======== INPUT ========
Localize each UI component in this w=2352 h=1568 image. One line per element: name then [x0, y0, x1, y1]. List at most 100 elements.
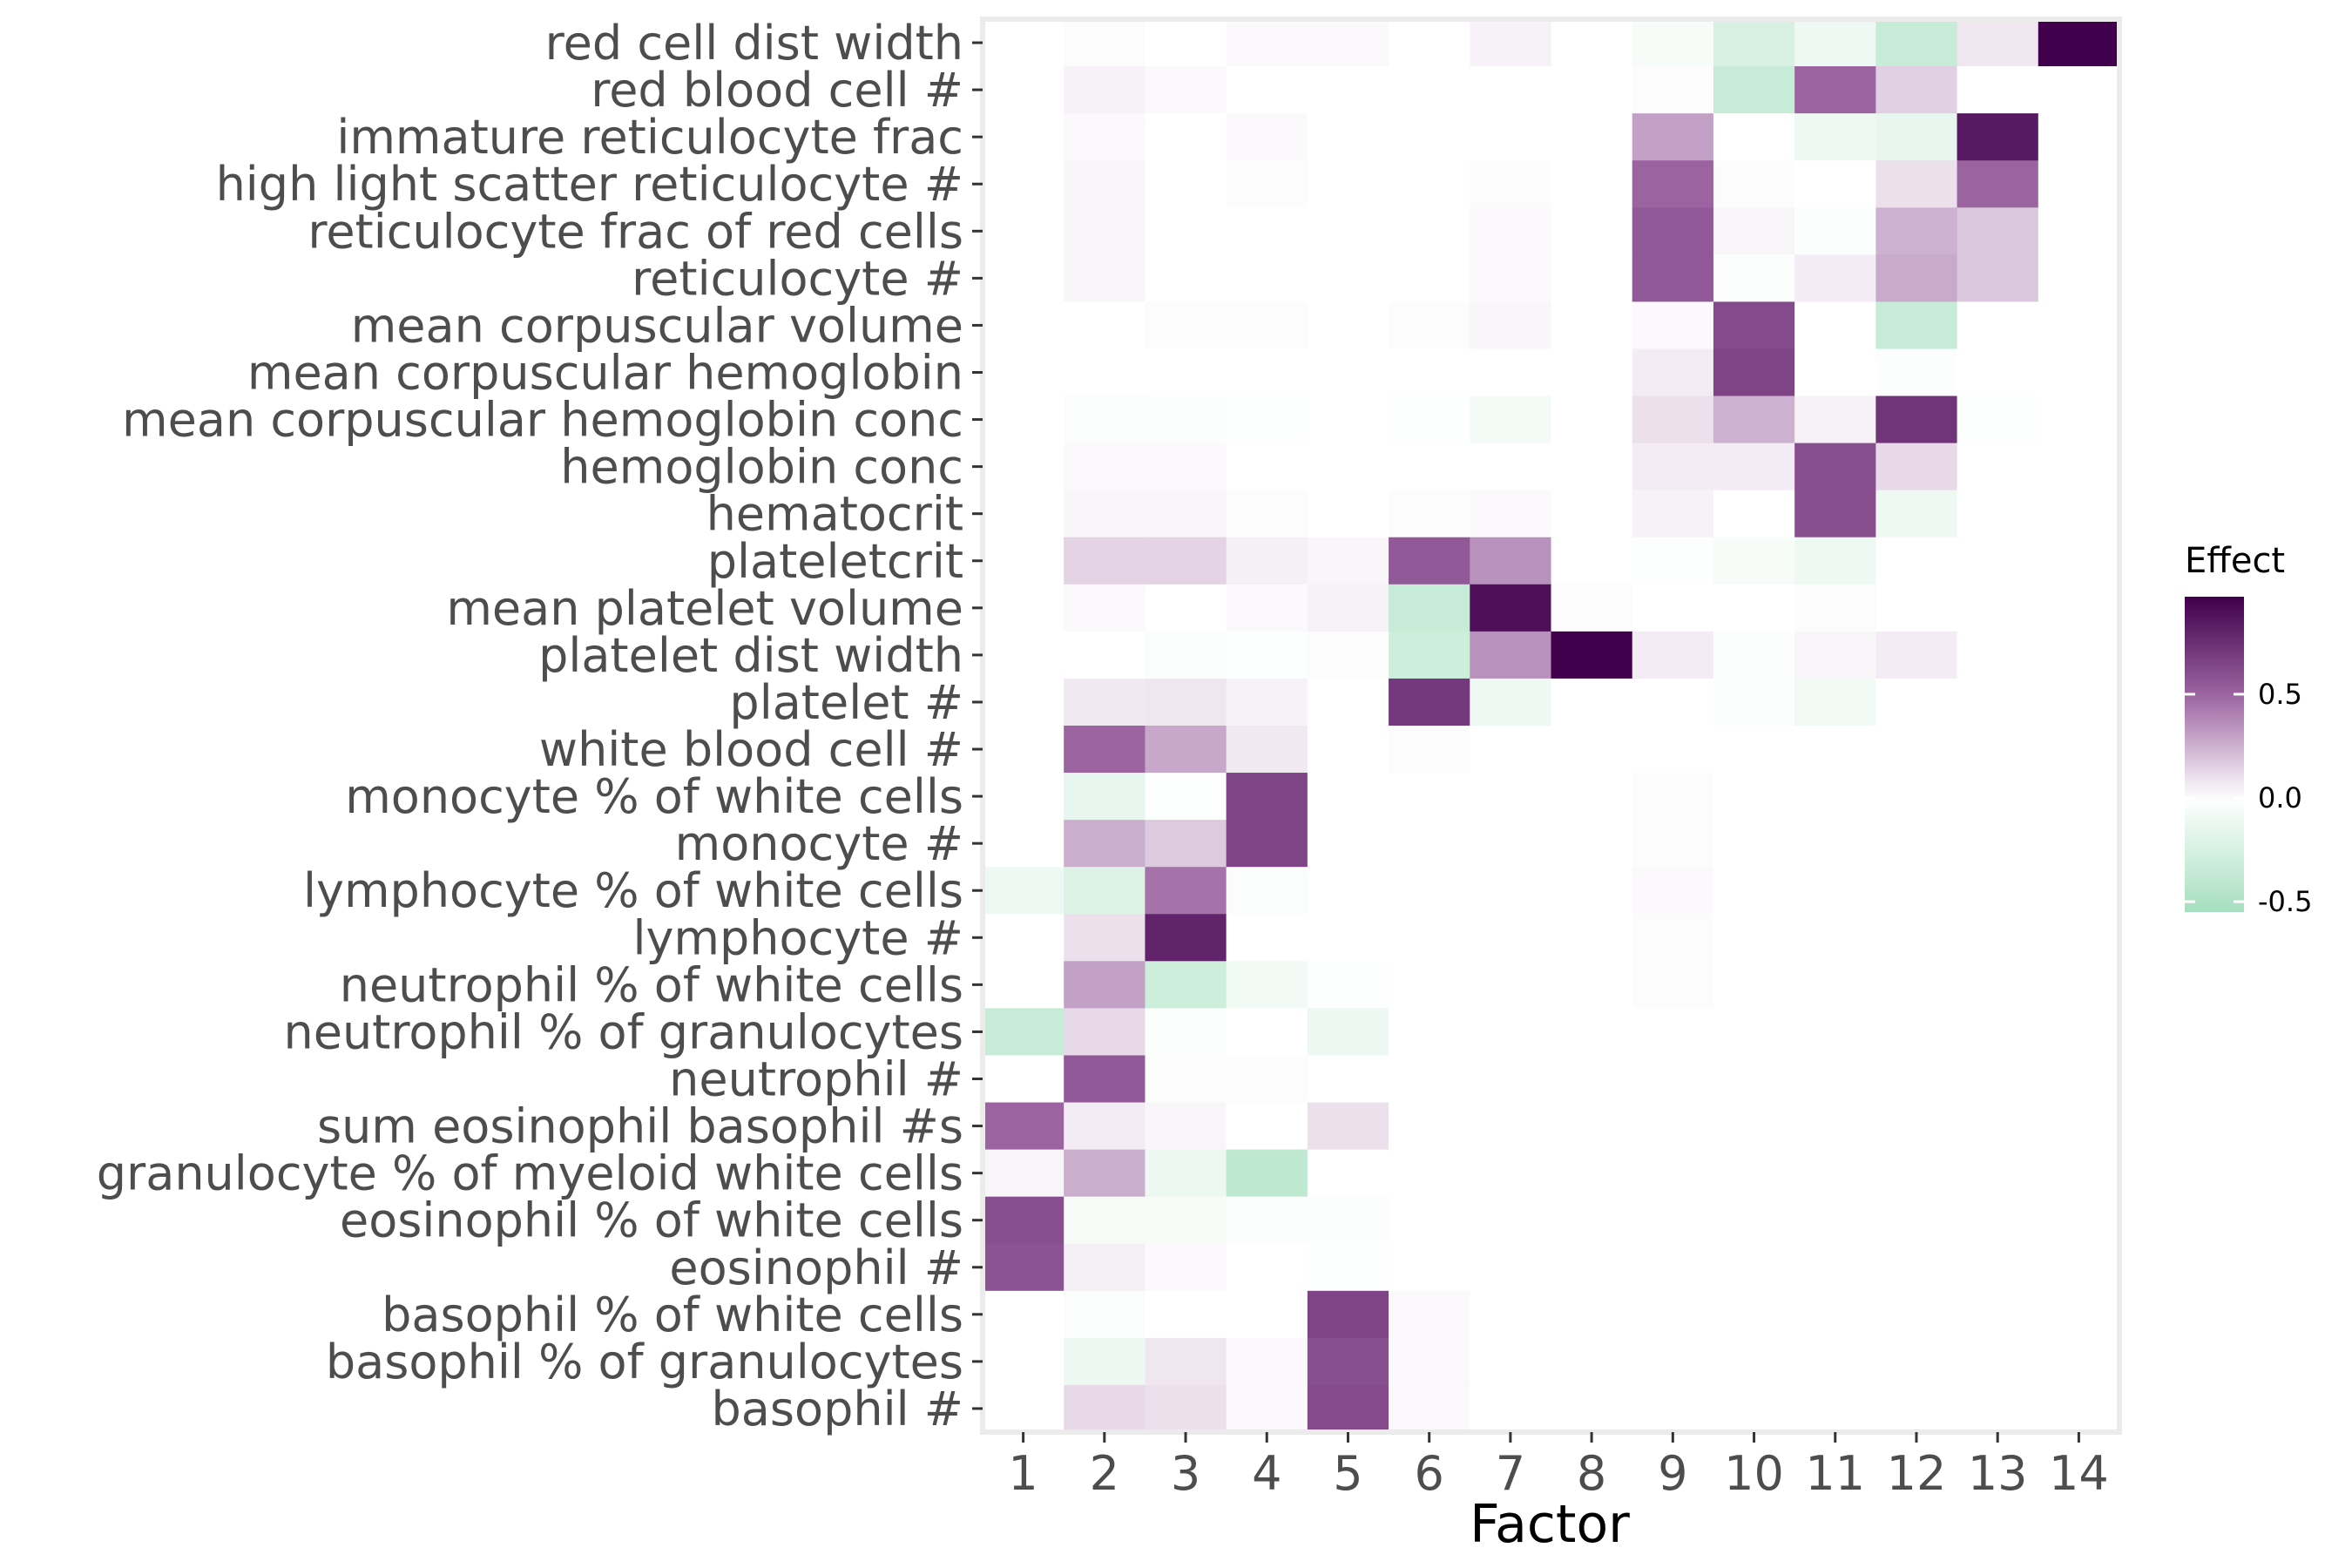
heatmap-cell	[1307, 1337, 1389, 1386]
heatmap-cell	[1064, 348, 1146, 397]
heatmap-cell	[1876, 867, 1958, 915]
heatmap-cell	[1876, 726, 1958, 774]
heatmap-cell	[1064, 254, 1146, 302]
heatmap-cell	[1957, 1102, 2039, 1151]
heatmap-cell	[1226, 773, 1308, 821]
heatmap-cell	[983, 490, 1064, 538]
heatmap-cell	[1713, 443, 1795, 491]
heatmap-cell	[1145, 1102, 1227, 1151]
heatmap-cell	[1470, 207, 1552, 255]
heatmap-cell	[2038, 113, 2120, 161]
heatmap-cell	[1145, 820, 1227, 868]
heatmap-cell	[1794, 1102, 1876, 1151]
heatmap-cell	[1389, 395, 1470, 444]
heatmap-cell	[1064, 443, 1146, 491]
heatmap-cell	[1470, 1243, 1552, 1292]
heatmap-cell	[1632, 1149, 1714, 1198]
heatmap-cell	[1713, 584, 1795, 632]
y-tick-label: neutrophil #	[669, 1052, 963, 1107]
heatmap-cell	[1876, 254, 1958, 302]
heatmap-cell	[1876, 1055, 1958, 1104]
heatmap-cell	[1389, 867, 1470, 915]
heatmap-cell	[1307, 207, 1389, 255]
heatmap-cell	[1470, 1290, 1552, 1339]
x-tick-label: 6	[1414, 1446, 1443, 1501]
heatmap-cell	[1307, 914, 1389, 962]
y-tick-label: hematocrit	[706, 487, 963, 542]
heatmap-cell	[1064, 631, 1146, 679]
heatmap-cell	[1957, 301, 2039, 350]
heatmap-cell	[1226, 395, 1308, 444]
heatmap-cell	[1307, 537, 1389, 585]
heatmap-cell	[1145, 726, 1227, 774]
heatmap-cell	[1307, 348, 1389, 397]
heatmap-cell	[1713, 678, 1795, 727]
heatmap-cell	[1551, 773, 1633, 821]
heatmap-cell	[1794, 1384, 1876, 1433]
heatmap-cell	[1713, 820, 1795, 868]
heatmap-cell	[1064, 207, 1146, 255]
heatmap-cell	[1876, 584, 1958, 632]
heatmap-cell	[2038, 66, 2120, 114]
legend-ticks: 0.5 0.0 -0.5	[2185, 678, 2312, 918]
heatmap-cell	[1876, 207, 1958, 255]
heatmap-cell	[983, 537, 1064, 585]
heatmap-cell	[1145, 1243, 1227, 1292]
heatmap-cell	[1389, 1290, 1470, 1339]
heatmap-cell	[1226, 867, 1308, 915]
heatmap-cell	[1957, 631, 2039, 679]
heatmap-cell	[2038, 348, 2120, 397]
heatmap-cell	[1551, 1196, 1633, 1245]
heatmap-cell	[1226, 1149, 1308, 1198]
heatmap-cell	[1632, 584, 1714, 632]
heatmap-cell	[1064, 301, 1146, 350]
heatmap-cell	[1307, 395, 1389, 444]
heatmap-cell	[983, 348, 1064, 397]
heatmap-cell	[1470, 395, 1552, 444]
heatmap-cell	[2038, 584, 2120, 632]
heatmap-cell	[1307, 19, 1389, 67]
legend: Effect 0.5 0.0 -0.5	[2185, 541, 2312, 918]
heatmap-cell	[1876, 537, 1958, 585]
heatmap-cell	[1145, 348, 1227, 397]
heatmap-cell	[1470, 584, 1552, 632]
heatmap-cell	[1794, 726, 1876, 774]
heatmap-cell	[1226, 726, 1308, 774]
heatmap-cell	[1226, 1337, 1308, 1386]
heatmap-cell	[1957, 66, 2039, 114]
heatmap-cell	[1713, 1008, 1795, 1057]
heatmap-cell	[1794, 395, 1876, 444]
heatmap-cell	[1307, 66, 1389, 114]
heatmap-cell	[1064, 1008, 1146, 1057]
y-tick-label: white blood cell #	[539, 722, 963, 777]
heatmap-cell	[1713, 537, 1795, 585]
heatmap-cell	[1632, 678, 1714, 727]
heatmap-cell	[1470, 914, 1552, 962]
y-tick-label: mean corpuscular volume	[351, 298, 963, 353]
y-tick-label: lymphocyte % of white cells	[303, 863, 963, 918]
heatmap-cell	[1957, 207, 2039, 255]
heatmap-cell	[1307, 301, 1389, 350]
heatmap-cell	[1145, 773, 1227, 821]
heatmap-cell	[1470, 1149, 1552, 1198]
heatmap-cell	[1470, 66, 1552, 114]
heatmap-cell	[1876, 1384, 1958, 1433]
y-tick-label: lymphocyte #	[632, 910, 963, 965]
heatmap-cell	[1957, 1196, 2039, 1245]
heatmap-cell	[1957, 1008, 2039, 1057]
heatmap-cell	[1470, 1102, 1552, 1151]
heatmap-cell	[1064, 1337, 1146, 1386]
heatmap-cell	[1632, 348, 1714, 397]
heatmap-cell	[2038, 1149, 2120, 1198]
heatmap-cell	[1307, 1008, 1389, 1057]
heatmap-cell	[1957, 584, 2039, 632]
heatmap-cell	[1876, 348, 1958, 397]
heatmap-cell	[1307, 631, 1389, 679]
y-tick-label: mean corpuscular hemoglobin	[247, 346, 963, 401]
heatmap-cell	[1389, 773, 1470, 821]
heatmap-cell	[1064, 160, 1146, 208]
heatmap-cell	[1226, 66, 1308, 114]
heatmap-cell	[1470, 1008, 1552, 1057]
x-tick-label: 1	[1008, 1446, 1037, 1501]
heatmap-cell	[1957, 1384, 2039, 1433]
========
## YOUR OBJECTIVE
Set out every record exactly, images excluded.

## ANSWER
Localize each UI component in this w=2352 h=1568 image. One line per element: name then [x0, y0, x1, y1]. List at most 100 elements.
heatmap-cell	[1307, 1337, 1389, 1386]
heatmap-cell	[1064, 348, 1146, 397]
heatmap-cell	[1876, 867, 1958, 915]
heatmap-cell	[1876, 726, 1958, 774]
heatmap-cell	[1064, 254, 1146, 302]
heatmap-cell	[1957, 1102, 2039, 1151]
heatmap-cell	[1226, 773, 1308, 821]
heatmap-cell	[983, 490, 1064, 538]
heatmap-cell	[1713, 443, 1795, 491]
heatmap-cell	[1145, 1102, 1227, 1151]
heatmap-cell	[1470, 207, 1552, 255]
heatmap-cell	[2038, 113, 2120, 161]
heatmap-cell	[1145, 820, 1227, 868]
heatmap-cell	[1794, 1102, 1876, 1151]
heatmap-cell	[1389, 395, 1470, 444]
heatmap-cell	[1064, 443, 1146, 491]
heatmap-cell	[1470, 1243, 1552, 1292]
heatmap-cell	[1632, 1149, 1714, 1198]
heatmap-cell	[1713, 584, 1795, 632]
y-tick-label: neutrophil #	[669, 1052, 963, 1107]
heatmap-cell	[1876, 254, 1958, 302]
heatmap-cell	[1876, 1055, 1958, 1104]
heatmap-cell	[1389, 867, 1470, 915]
heatmap-cell	[1307, 207, 1389, 255]
heatmap-cell	[1470, 1290, 1552, 1339]
x-tick-label: 6	[1414, 1446, 1443, 1501]
heatmap-cell	[1307, 914, 1389, 962]
y-tick-label: hematocrit	[706, 487, 963, 542]
heatmap-cell	[1064, 631, 1146, 679]
heatmap-cell	[1957, 301, 2039, 350]
heatmap-cell	[1226, 395, 1308, 444]
heatmap-cell	[1307, 537, 1389, 585]
heatmap-cell	[1145, 726, 1227, 774]
heatmap-cell	[1307, 348, 1389, 397]
heatmap-cell	[1713, 678, 1795, 727]
heatmap-cell	[1551, 773, 1633, 821]
heatmap-cell	[1794, 1384, 1876, 1433]
heatmap-cell	[1713, 820, 1795, 868]
heatmap-cell	[1064, 207, 1146, 255]
heatmap-cell	[1876, 584, 1958, 632]
heatmap-cell	[2038, 66, 2120, 114]
legend-ticks: 0.5 0.0 -0.5	[2185, 678, 2312, 918]
heatmap-cell	[1876, 207, 1958, 255]
heatmap-cell	[983, 537, 1064, 585]
heatmap-cell	[1145, 1243, 1227, 1292]
heatmap-cell	[1389, 1290, 1470, 1339]
heatmap-cell	[1226, 867, 1308, 915]
heatmap-cell	[1957, 631, 2039, 679]
heatmap-cell	[2038, 348, 2120, 397]
heatmap-cell	[1551, 1196, 1633, 1245]
heatmap-cell	[1226, 1149, 1308, 1198]
heatmap-cell	[1632, 584, 1714, 632]
heatmap-cell	[1064, 301, 1146, 350]
heatmap-cell	[1307, 395, 1389, 444]
heatmap-cell	[983, 348, 1064, 397]
heatmap-cell	[1470, 395, 1552, 444]
heatmap-cell	[2038, 584, 2120, 632]
heatmap-cell	[1307, 19, 1389, 67]
legend: Effect 0.5 0.0 -0.5	[2185, 541, 2312, 918]
heatmap-cell	[1876, 537, 1958, 585]
heatmap-cell	[1145, 348, 1227, 397]
heatmap-cell	[1470, 584, 1552, 632]
heatmap-cell	[1794, 726, 1876, 774]
heatmap-cell	[1226, 726, 1308, 774]
heatmap-cell	[1226, 1337, 1308, 1386]
heatmap-cell	[1957, 66, 2039, 114]
heatmap-cell	[1713, 1008, 1795, 1057]
heatmap-cell	[1794, 395, 1876, 444]
heatmap-cell	[1307, 66, 1389, 114]
heatmap-cell	[1064, 1008, 1146, 1057]
y-tick-label: white blood cell #	[539, 722, 963, 777]
heatmap-cell	[1713, 537, 1795, 585]
heatmap-cell	[1632, 678, 1714, 727]
heatmap-cell	[1470, 914, 1552, 962]
y-tick-label: mean corpuscular volume	[351, 298, 963, 353]
y-tick-label: lymphocyte % of white cells	[303, 863, 963, 918]
heatmap-cell	[1957, 207, 2039, 255]
heatmap-cell	[1307, 301, 1389, 350]
heatmap-cell	[1145, 773, 1227, 821]
heatmap-cell	[1470, 1149, 1552, 1198]
heatmap-cell	[1470, 66, 1552, 114]
heatmap-cell	[1876, 1384, 1958, 1433]
y-tick-label: lymphocyte #	[632, 910, 963, 965]
heatmap-cell	[1957, 1196, 2039, 1245]
heatmap-cell	[1957, 1008, 2039, 1057]
heatmap-cell	[1470, 1102, 1552, 1151]
heatmap-cell	[1064, 1337, 1146, 1386]
heatmap-cell	[1632, 348, 1714, 397]
heatmap-cell	[2038, 1149, 2120, 1198]
heatmap-cell	[1307, 1008, 1389, 1057]
heatmap-cell	[1957, 584, 2039, 632]
heatmap-cell	[1876, 348, 1958, 397]
heatmap-cell	[1307, 631, 1389, 679]
y-tick-label: mean corpuscular hemoglobin	[247, 346, 963, 401]
heatmap-cell	[1389, 773, 1470, 821]
heatmap-cell	[1064, 160, 1146, 208]
heatmap-cell	[1226, 66, 1308, 114]
heatmap-cell	[1470, 1008, 1552, 1057]
x-tick-label: 1	[1008, 1446, 1037, 1501]
heatmap-cell	[1957, 1384, 2039, 1433]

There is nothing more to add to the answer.